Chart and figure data
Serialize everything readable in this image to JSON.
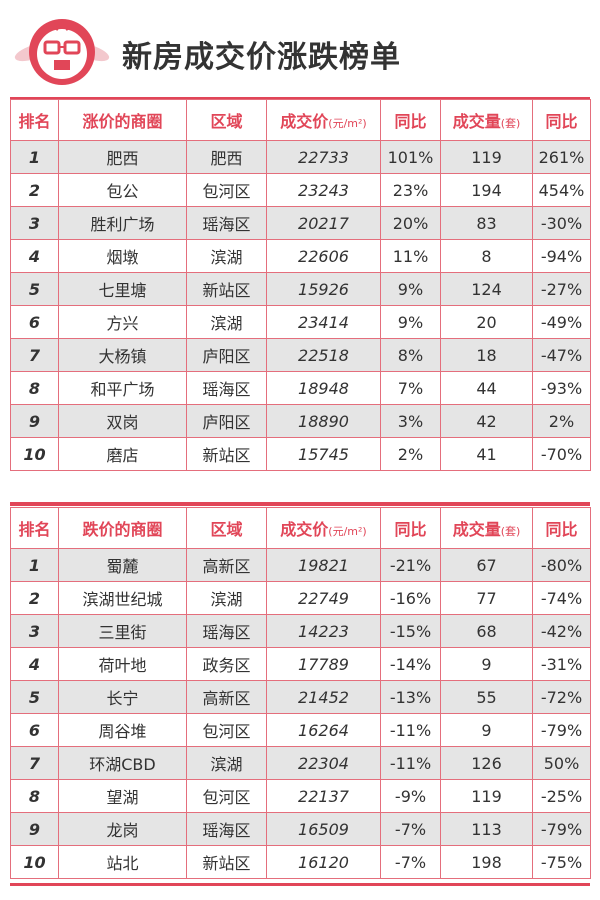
{
  "header": {
    "title": "新房成交价涨跌榜单"
  },
  "rise_table": {
    "columns": [
      "排名",
      "涨价的商圈",
      "区域",
      "成交价",
      "(元/m²)",
      "同比",
      "成交量",
      "(套)",
      "同比"
    ],
    "rows": [
      [
        "1",
        "肥西",
        "肥西",
        "22733",
        "101%",
        "119",
        "261%"
      ],
      [
        "2",
        "包公",
        "包河区",
        "23243",
        "23%",
        "194",
        "454%"
      ],
      [
        "3",
        "胜利广场",
        "瑶海区",
        "20217",
        "20%",
        "83",
        "-30%"
      ],
      [
        "4",
        "烟墩",
        "滨湖",
        "22606",
        "11%",
        "8",
        "-94%"
      ],
      [
        "5",
        "七里塘",
        "新站区",
        "15926",
        "9%",
        "124",
        "-27%"
      ],
      [
        "6",
        "方兴",
        "滨湖",
        "23414",
        "9%",
        "20",
        "-49%"
      ],
      [
        "7",
        "大杨镇",
        "庐阳区",
        "22518",
        "8%",
        "18",
        "-47%"
      ],
      [
        "8",
        "和平广场",
        "瑶海区",
        "18948",
        "7%",
        "44",
        "-93%"
      ],
      [
        "9",
        "双岗",
        "庐阳区",
        "18890",
        "3%",
        "42",
        "2%"
      ],
      [
        "10",
        "磨店",
        "新站区",
        "15745",
        "2%",
        "41",
        "-70%"
      ]
    ]
  },
  "fall_table": {
    "columns": [
      "排名",
      "跌价的商圈",
      "区域",
      "成交价",
      "(元/m²)",
      "同比",
      "成交量",
      "(套)",
      "同比"
    ],
    "rows": [
      [
        "1",
        "蜀麓",
        "高新区",
        "19821",
        "-21%",
        "67",
        "-80%"
      ],
      [
        "2",
        "滨湖世纪城",
        "滨湖",
        "22749",
        "-16%",
        "77",
        "-74%"
      ],
      [
        "3",
        "三里街",
        "瑶海区",
        "14223",
        "-15%",
        "68",
        "-42%"
      ],
      [
        "4",
        "荷叶地",
        "政务区",
        "17789",
        "-14%",
        "9",
        "-31%"
      ],
      [
        "5",
        "长宁",
        "高新区",
        "21452",
        "-13%",
        "55",
        "-72%"
      ],
      [
        "6",
        "周谷堆",
        "包河区",
        "16264",
        "-11%",
        "9",
        "-79%"
      ],
      [
        "7",
        "环湖CBD",
        "滨湖",
        "22304",
        "-11%",
        "126",
        "50%"
      ],
      [
        "8",
        "望湖",
        "包河区",
        "22137",
        "-9%",
        "119",
        "-25%"
      ],
      [
        "9",
        "龙岗",
        "瑶海区",
        "16509",
        "-7%",
        "113",
        "-79%"
      ],
      [
        "10",
        "站北",
        "新站区",
        "16120",
        "-7%",
        "198",
        "-75%"
      ]
    ]
  }
}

GIVEN TASK - Leave out every picture and copy the rest of the records exactly.

THE REPLY -
Serialize everything readable in this image to JSON.
{
  "header": {
    "title": "新房成交价涨跌榜单"
  },
  "rise_table": {
    "columns": [
      "排名",
      "涨价的商圈",
      "区域",
      "成交价",
      "(元/m²)",
      "同比",
      "成交量",
      "(套)",
      "同比"
    ],
    "rows": [
      [
        "1",
        "肥西",
        "肥西",
        "22733",
        "101%",
        "119",
        "261%"
      ],
      [
        "2",
        "包公",
        "包河区",
        "23243",
        "23%",
        "194",
        "454%"
      ],
      [
        "3",
        "胜利广场",
        "瑶海区",
        "20217",
        "20%",
        "83",
        "-30%"
      ],
      [
        "4",
        "烟墩",
        "滨湖",
        "22606",
        "11%",
        "8",
        "-94%"
      ],
      [
        "5",
        "七里塘",
        "新站区",
        "15926",
        "9%",
        "124",
        "-27%"
      ],
      [
        "6",
        "方兴",
        "滨湖",
        "23414",
        "9%",
        "20",
        "-49%"
      ],
      [
        "7",
        "大杨镇",
        "庐阳区",
        "22518",
        "8%",
        "18",
        "-47%"
      ],
      [
        "8",
        "和平广场",
        "瑶海区",
        "18948",
        "7%",
        "44",
        "-93%"
      ],
      [
        "9",
        "双岗",
        "庐阳区",
        "18890",
        "3%",
        "42",
        "2%"
      ],
      [
        "10",
        "磨店",
        "新站区",
        "15745",
        "2%",
        "41",
        "-70%"
      ]
    ]
  },
  "fall_table": {
    "columns": [
      "排名",
      "跌价的商圈",
      "区域",
      "成交价",
      "(元/m²)",
      "同比",
      "成交量",
      "(套)",
      "同比"
    ],
    "rows": [
      [
        "1",
        "蜀麓",
        "高新区",
        "19821",
        "-21%",
        "67",
        "-80%"
      ],
      [
        "2",
        "滨湖世纪城",
        "滨湖",
        "22749",
        "-16%",
        "77",
        "-74%"
      ],
      [
        "3",
        "三里街",
        "瑶海区",
        "14223",
        "-15%",
        "68",
        "-42%"
      ],
      [
        "4",
        "荷叶地",
        "政务区",
        "17789",
        "-14%",
        "9",
        "-31%"
      ],
      [
        "5",
        "长宁",
        "高新区",
        "21452",
        "-13%",
        "55",
        "-72%"
      ],
      [
        "6",
        "周谷堆",
        "包河区",
        "16264",
        "-11%",
        "9",
        "-79%"
      ],
      [
        "7",
        "环湖CBD",
        "滨湖",
        "22304",
        "-11%",
        "126",
        "50%"
      ],
      [
        "8",
        "望湖",
        "包河区",
        "22137",
        "-9%",
        "119",
        "-25%"
      ],
      [
        "9",
        "龙岗",
        "瑶海区",
        "16509",
        "-7%",
        "113",
        "-79%"
      ],
      [
        "10",
        "站北",
        "新站区",
        "16120",
        "-7%",
        "198",
        "-75%"
      ]
    ]
  }
}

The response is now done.